Aim of the exercise = Omit all images. Write out the rest of the material exactly.

Stored data entries
——————

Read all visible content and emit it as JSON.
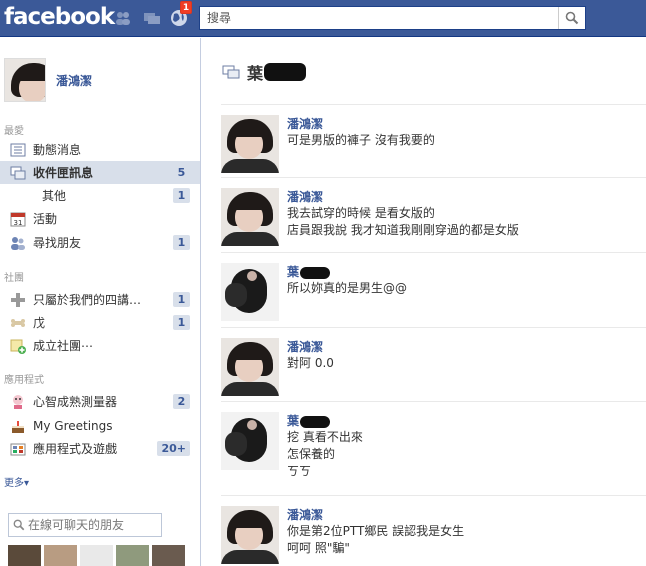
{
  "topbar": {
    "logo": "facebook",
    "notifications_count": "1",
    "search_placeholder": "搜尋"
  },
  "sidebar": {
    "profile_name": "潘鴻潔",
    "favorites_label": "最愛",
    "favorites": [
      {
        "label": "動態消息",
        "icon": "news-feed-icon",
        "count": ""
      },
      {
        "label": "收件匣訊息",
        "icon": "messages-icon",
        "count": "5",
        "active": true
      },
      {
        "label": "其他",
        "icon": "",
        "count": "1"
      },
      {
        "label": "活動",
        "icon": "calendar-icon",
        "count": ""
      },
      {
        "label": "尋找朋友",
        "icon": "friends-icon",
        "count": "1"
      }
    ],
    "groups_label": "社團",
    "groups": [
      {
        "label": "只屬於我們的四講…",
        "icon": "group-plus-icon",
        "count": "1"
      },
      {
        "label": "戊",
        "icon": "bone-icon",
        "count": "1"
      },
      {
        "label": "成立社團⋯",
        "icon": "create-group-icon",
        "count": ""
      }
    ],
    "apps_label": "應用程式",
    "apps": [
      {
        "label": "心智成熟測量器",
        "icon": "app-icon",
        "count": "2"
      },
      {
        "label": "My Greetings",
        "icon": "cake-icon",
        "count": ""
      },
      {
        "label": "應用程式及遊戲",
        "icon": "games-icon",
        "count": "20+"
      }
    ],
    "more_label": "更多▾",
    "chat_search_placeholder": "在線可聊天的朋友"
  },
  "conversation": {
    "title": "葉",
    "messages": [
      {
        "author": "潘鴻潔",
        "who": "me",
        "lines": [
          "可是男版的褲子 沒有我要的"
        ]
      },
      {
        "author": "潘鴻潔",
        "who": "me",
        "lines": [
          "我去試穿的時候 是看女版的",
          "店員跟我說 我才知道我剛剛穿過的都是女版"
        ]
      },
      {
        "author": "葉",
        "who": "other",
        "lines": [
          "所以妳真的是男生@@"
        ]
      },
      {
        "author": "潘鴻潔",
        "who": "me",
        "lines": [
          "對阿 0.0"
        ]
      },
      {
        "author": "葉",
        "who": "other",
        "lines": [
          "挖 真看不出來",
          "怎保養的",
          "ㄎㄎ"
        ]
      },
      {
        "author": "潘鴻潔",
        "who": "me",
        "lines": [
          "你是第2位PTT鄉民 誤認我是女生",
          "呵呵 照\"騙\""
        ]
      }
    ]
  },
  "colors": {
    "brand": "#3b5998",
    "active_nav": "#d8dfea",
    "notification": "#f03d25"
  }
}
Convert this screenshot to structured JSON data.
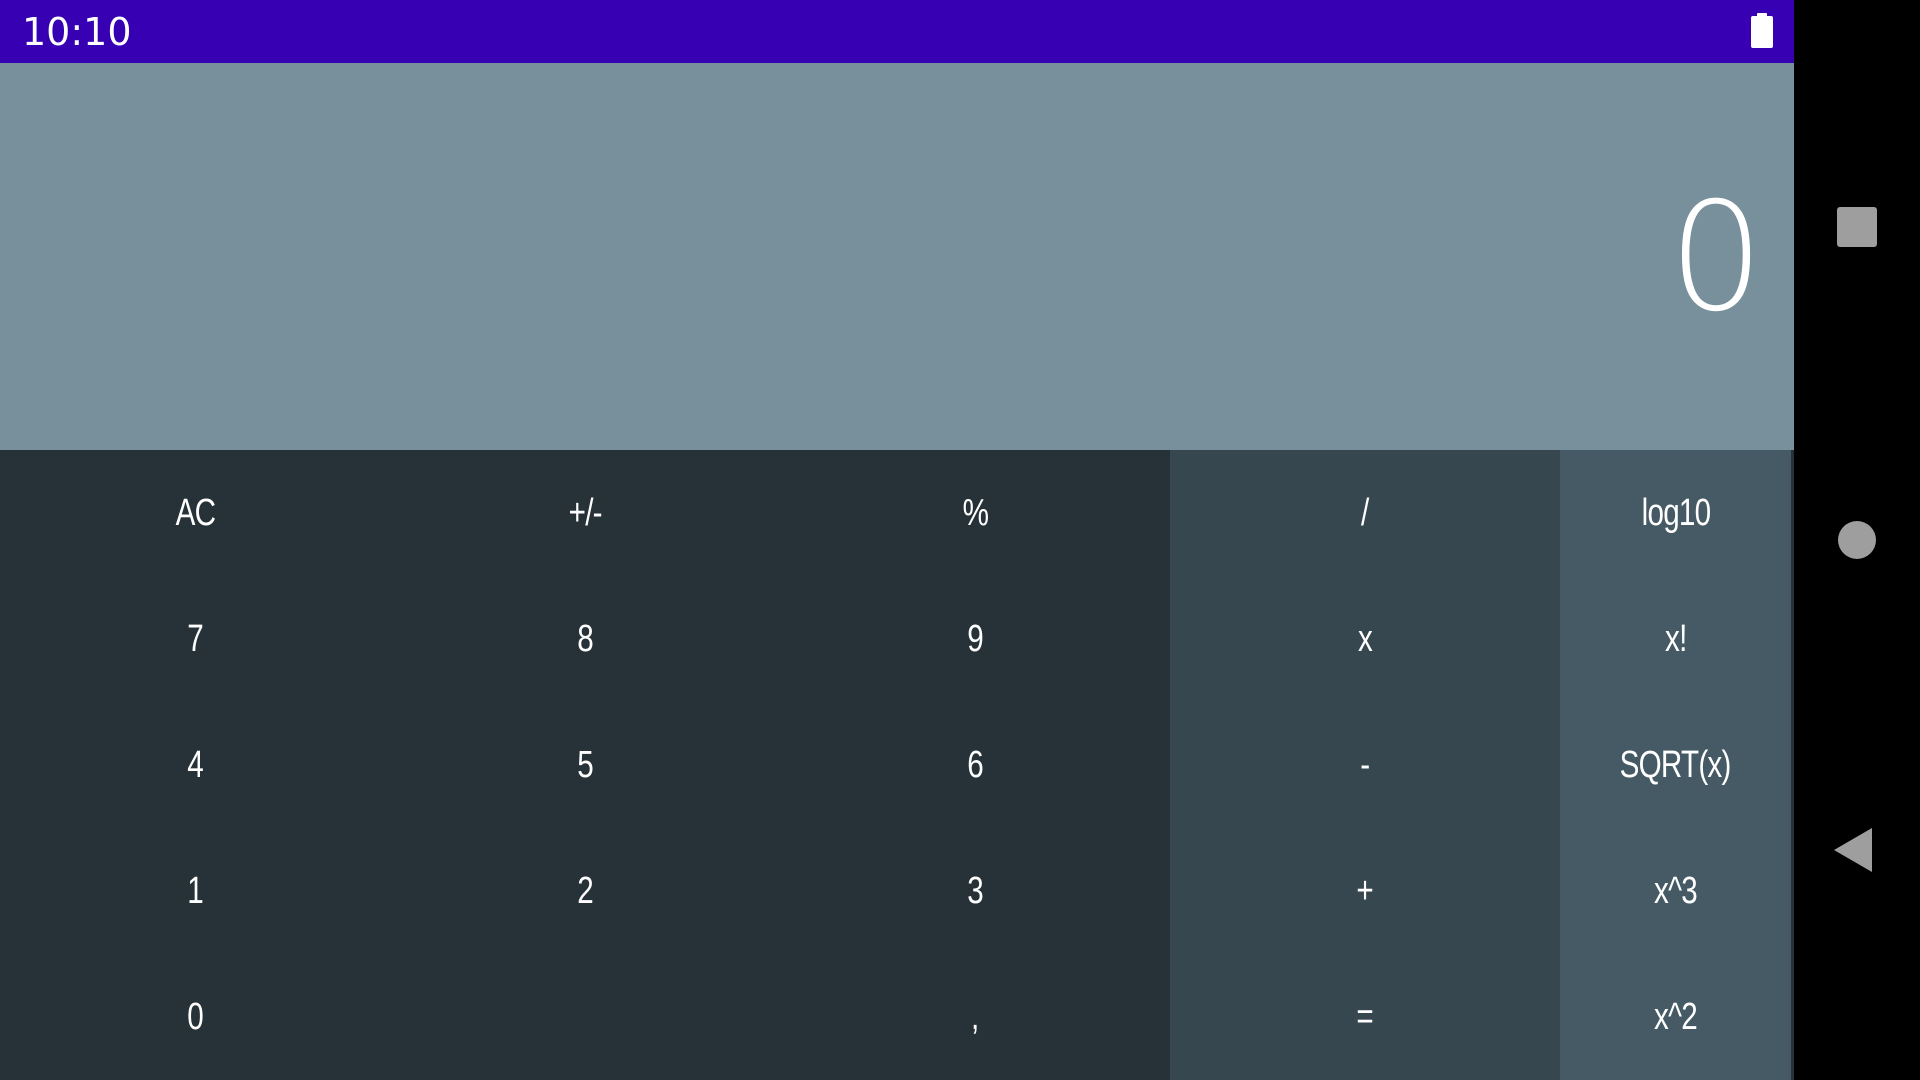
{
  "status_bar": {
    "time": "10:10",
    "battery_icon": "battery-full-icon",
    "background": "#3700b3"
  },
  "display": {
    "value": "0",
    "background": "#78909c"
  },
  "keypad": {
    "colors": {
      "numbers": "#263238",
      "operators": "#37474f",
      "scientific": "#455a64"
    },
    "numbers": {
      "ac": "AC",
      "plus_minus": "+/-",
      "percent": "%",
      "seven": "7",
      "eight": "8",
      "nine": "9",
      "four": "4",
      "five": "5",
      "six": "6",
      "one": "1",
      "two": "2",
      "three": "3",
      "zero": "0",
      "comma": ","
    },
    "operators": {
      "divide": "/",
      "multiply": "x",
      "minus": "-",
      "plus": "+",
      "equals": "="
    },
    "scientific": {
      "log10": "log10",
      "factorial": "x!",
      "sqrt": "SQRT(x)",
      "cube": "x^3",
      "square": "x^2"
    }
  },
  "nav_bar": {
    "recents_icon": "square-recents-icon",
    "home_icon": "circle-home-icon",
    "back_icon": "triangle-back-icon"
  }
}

——————

Task solution =
Read all visible content and emit it as JSON.
{
  "topbar": {
    "logo": "facebook",
    "notifications_count": "1",
    "search_placeholder": "搜尋"
  },
  "sidebar": {
    "profile_name": "潘鴻潔",
    "favorites_label": "最愛",
    "favorites": [
      {
        "label": "動態消息",
        "icon": "news-feed-icon",
        "count": ""
      },
      {
        "label": "收件匣訊息",
        "icon": "messages-icon",
        "count": "5",
        "active": true
      },
      {
        "label": "其他",
        "icon": "",
        "count": "1"
      },
      {
        "label": "活動",
        "icon": "calendar-icon",
        "count": ""
      },
      {
        "label": "尋找朋友",
        "icon": "friends-icon",
        "count": "1"
      }
    ],
    "groups_label": "社團",
    "groups": [
      {
        "label": "只屬於我們的四講…",
        "icon": "group-plus-icon",
        "count": "1"
      },
      {
        "label": "戊",
        "icon": "bone-icon",
        "count": "1"
      },
      {
        "label": "成立社團⋯",
        "icon": "create-group-icon",
        "count": ""
      }
    ],
    "apps_label": "應用程式",
    "apps": [
      {
        "label": "心智成熟測量器",
        "icon": "app-icon",
        "count": "2"
      },
      {
        "label": "My Greetings",
        "icon": "cake-icon",
        "count": ""
      },
      {
        "label": "應用程式及遊戲",
        "icon": "games-icon",
        "count": "20+"
      }
    ],
    "more_label": "更多▾",
    "chat_search_placeholder": "在線可聊天的朋友"
  },
  "conversation": {
    "title": "葉",
    "messages": [
      {
        "author": "潘鴻潔",
        "who": "me",
        "lines": [
          "可是男版的褲子 沒有我要的"
        ]
      },
      {
        "author": "潘鴻潔",
        "who": "me",
        "lines": [
          "我去試穿的時候 是看女版的",
          "店員跟我說 我才知道我剛剛穿過的都是女版"
        ]
      },
      {
        "author": "葉",
        "who": "other",
        "lines": [
          "所以妳真的是男生@@"
        ]
      },
      {
        "author": "潘鴻潔",
        "who": "me",
        "lines": [
          "對阿 0.0"
        ]
      },
      {
        "author": "葉",
        "who": "other",
        "lines": [
          "挖 真看不出來",
          "怎保養的",
          "ㄎㄎ"
        ]
      },
      {
        "author": "潘鴻潔",
        "who": "me",
        "lines": [
          "你是第2位PTT鄉民 誤認我是女生",
          "呵呵 照\"騙\""
        ]
      }
    ]
  },
  "colors": {
    "brand": "#3b5998",
    "active_nav": "#d8dfea",
    "notification": "#f03d25"
  }
}
Convert this screenshot to structured JSON data.
{
  "status_bar": {
    "time": "10:10",
    "battery_icon": "battery-full-icon",
    "background": "#3700b3"
  },
  "display": {
    "value": "0",
    "background": "#78909c"
  },
  "keypad": {
    "colors": {
      "numbers": "#263238",
      "operators": "#37474f",
      "scientific": "#455a64"
    },
    "numbers": {
      "ac": "AC",
      "plus_minus": "+/-",
      "percent": "%",
      "seven": "7",
      "eight": "8",
      "nine": "9",
      "four": "4",
      "five": "5",
      "six": "6",
      "one": "1",
      "two": "2",
      "three": "3",
      "zero": "0",
      "comma": ","
    },
    "operators": {
      "divide": "/",
      "multiply": "x",
      "minus": "-",
      "plus": "+",
      "equals": "="
    },
    "scientific": {
      "log10": "log10",
      "factorial": "x!",
      "sqrt": "SQRT(x)",
      "cube": "x^3",
      "square": "x^2"
    }
  },
  "nav_bar": {
    "recents_icon": "square-recents-icon",
    "home_icon": "circle-home-icon",
    "back_icon": "triangle-back-icon"
  }
}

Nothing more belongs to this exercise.